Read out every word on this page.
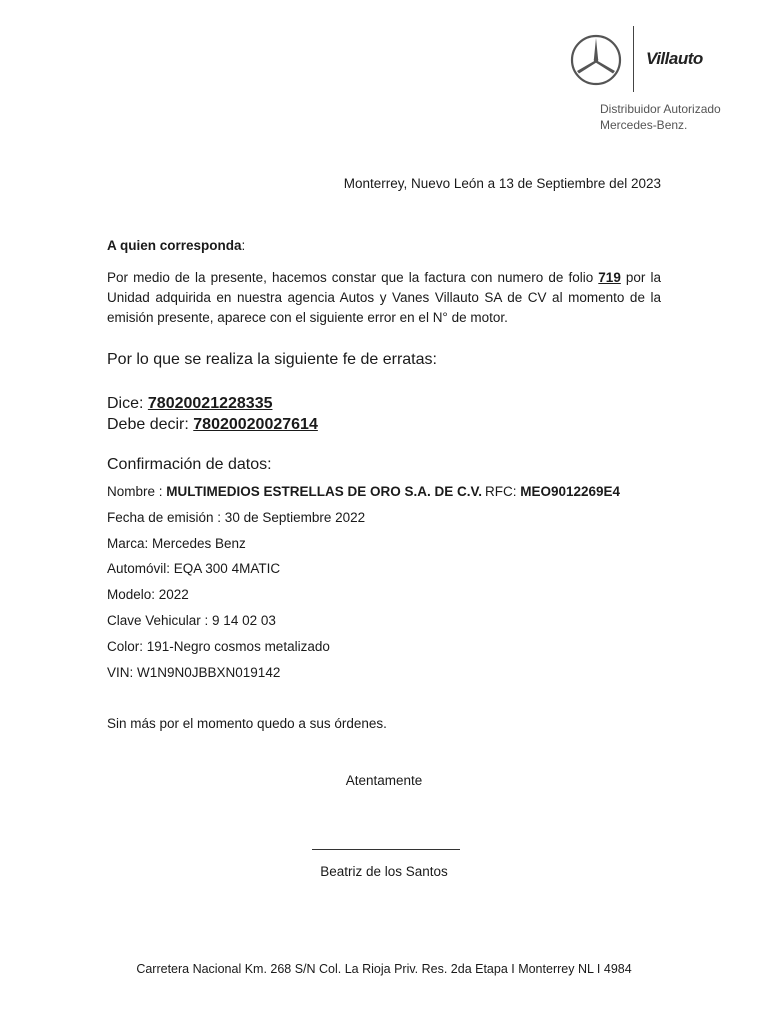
Villauto
Distribuidor Autorizado
Mercedes-Benz.
Monterrey, Nuevo León a 13 de Septiembre del 2023
A quien corresponda:
Por medio de la presente, hacemos constar que la factura con numero de folio 719 por la Unidad adquirida en nuestra agencia Autos y Vanes Villauto SA de CV al momento de la emisión presente, aparece con el siguiente error en el N° de motor.
Por lo que se realiza la siguiente fe de erratas:
Dice: 78020021228335
Debe decir: 78020020027614
Confirmación de datos:
Nombre : MULTIMEDIOS ESTRELLAS DE ORO S.A. DE C.V. RFC: MEO9012269E4
Fecha de emisión : 30 de Septiembre 2022
Marca: Mercedes Benz
Automóvil: EQA 300 4MATIC
Modelo: 2022
Clave Vehicular : 9 14 02 03
Color: 191-Negro cosmos metalizado
VIN: W1N9N0JBBXN019142
Sin más por el momento quedo a sus órdenes.
Atentamente
Beatriz de los Santos
Carretera Nacional Km. 268 S/N Col. La Rioja Priv. Res. 2da Etapa I Monterrey NL I 4984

> _Exercise brief_
Pull out all lines in the data above that include "siguiente".

> _Reply to the task_
Por medio de la presente, hacemos constar que la factura con numero de folio 719 por la Unidad adquirida en nuestra agencia Autos y Vanes Villauto SA de CV al momento de la emisión presente, aparece con el siguiente error en el N° de motor.
Por lo que se realiza la siguiente fe de erratas:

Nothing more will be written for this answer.